**Set task**
Write out the entries below once more, exactly, with the pictures left out.

Dataset excerpt

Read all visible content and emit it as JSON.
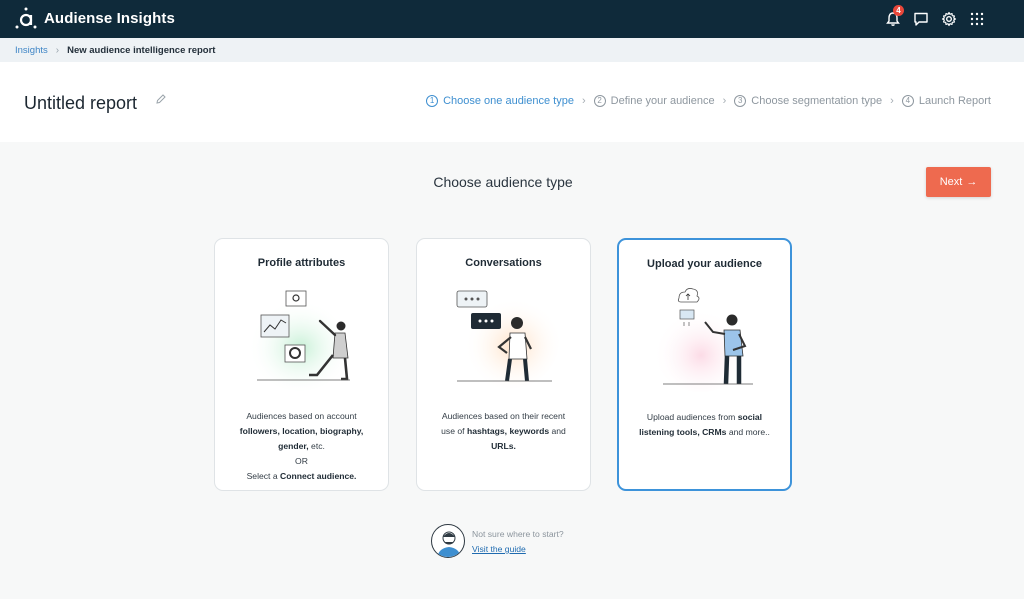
{
  "app": {
    "title": "Audiense Insights"
  },
  "topbar": {
    "icons": [
      "bell-icon",
      "chat-icon",
      "gear-icon",
      "apps-grid-icon"
    ],
    "notification_count": "4"
  },
  "breadcrumb": {
    "root": "Insights",
    "current": "New audience intelligence report"
  },
  "header": {
    "report_title": "Untitled report",
    "steps": [
      {
        "num": "1",
        "label": "Choose one audience type",
        "active": true
      },
      {
        "num": "2",
        "label": "Define your audience",
        "active": false
      },
      {
        "num": "3",
        "label": "Choose segmentation type",
        "active": false
      },
      {
        "num": "4",
        "label": "Launch Report",
        "active": false
      }
    ]
  },
  "main": {
    "title": "Choose audience type",
    "next_label": "Next",
    "cards": [
      {
        "title": "Profile attributes",
        "desc": {
          "l1": "Audiences based on account",
          "l2_b1": "followers, location, biography,",
          "l3_b1": "gender,",
          "l3_t1": " etc.",
          "l4": "OR",
          "l5_t1": "Select a ",
          "l5_b1": "Connect audience."
        }
      },
      {
        "title": "Conversations",
        "desc": {
          "l1": "Audiences based on their recent",
          "l2_t1": "use of ",
          "l2_b1": "hashtags, keywords",
          "l2_t2": " and",
          "l3_b1": "URLs."
        }
      },
      {
        "title": "Upload your audience",
        "selected": true,
        "desc": {
          "l1_t1": "Upload audiences from ",
          "l1_b1": "social",
          "l2_b1": "listening tools, CRMs",
          "l2_t1": " and more.."
        }
      }
    ]
  },
  "guide": {
    "question": "Not sure where to start?",
    "link": "Visit the guide"
  },
  "colors": {
    "topbar": "#0f2a3a",
    "accent": "#3e8fd0",
    "next_button": "#ee6a4f",
    "badge": "#e9473a"
  }
}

**Output for this task**
Read all visible content and emit it as JSON.
{
  "app": {
    "title": "Audiense Insights"
  },
  "topbar": {
    "icons": [
      "bell-icon",
      "chat-icon",
      "gear-icon",
      "apps-grid-icon"
    ],
    "notification_count": "4"
  },
  "breadcrumb": {
    "root": "Insights",
    "current": "New audience intelligence report"
  },
  "header": {
    "report_title": "Untitled report",
    "steps": [
      {
        "num": "1",
        "label": "Choose one audience type",
        "active": true
      },
      {
        "num": "2",
        "label": "Define your audience",
        "active": false
      },
      {
        "num": "3",
        "label": "Choose segmentation type",
        "active": false
      },
      {
        "num": "4",
        "label": "Launch Report",
        "active": false
      }
    ]
  },
  "main": {
    "title": "Choose audience type",
    "next_label": "Next",
    "cards": [
      {
        "title": "Profile attributes",
        "desc": {
          "l1": "Audiences based on account",
          "l2_b1": "followers, location, biography,",
          "l3_b1": "gender,",
          "l3_t1": " etc.",
          "l4": "OR",
          "l5_t1": "Select a ",
          "l5_b1": "Connect audience."
        }
      },
      {
        "title": "Conversations",
        "desc": {
          "l1": "Audiences based on their recent",
          "l2_t1": "use of ",
          "l2_b1": "hashtags, keywords",
          "l2_t2": " and",
          "l3_b1": "URLs."
        }
      },
      {
        "title": "Upload your audience",
        "selected": true,
        "desc": {
          "l1_t1": "Upload audiences from ",
          "l1_b1": "social",
          "l2_b1": "listening tools, CRMs",
          "l2_t1": " and more.."
        }
      }
    ]
  },
  "guide": {
    "question": "Not sure where to start?",
    "link": "Visit the guide"
  },
  "colors": {
    "topbar": "#0f2a3a",
    "accent": "#3e8fd0",
    "next_button": "#ee6a4f",
    "badge": "#e9473a"
  }
}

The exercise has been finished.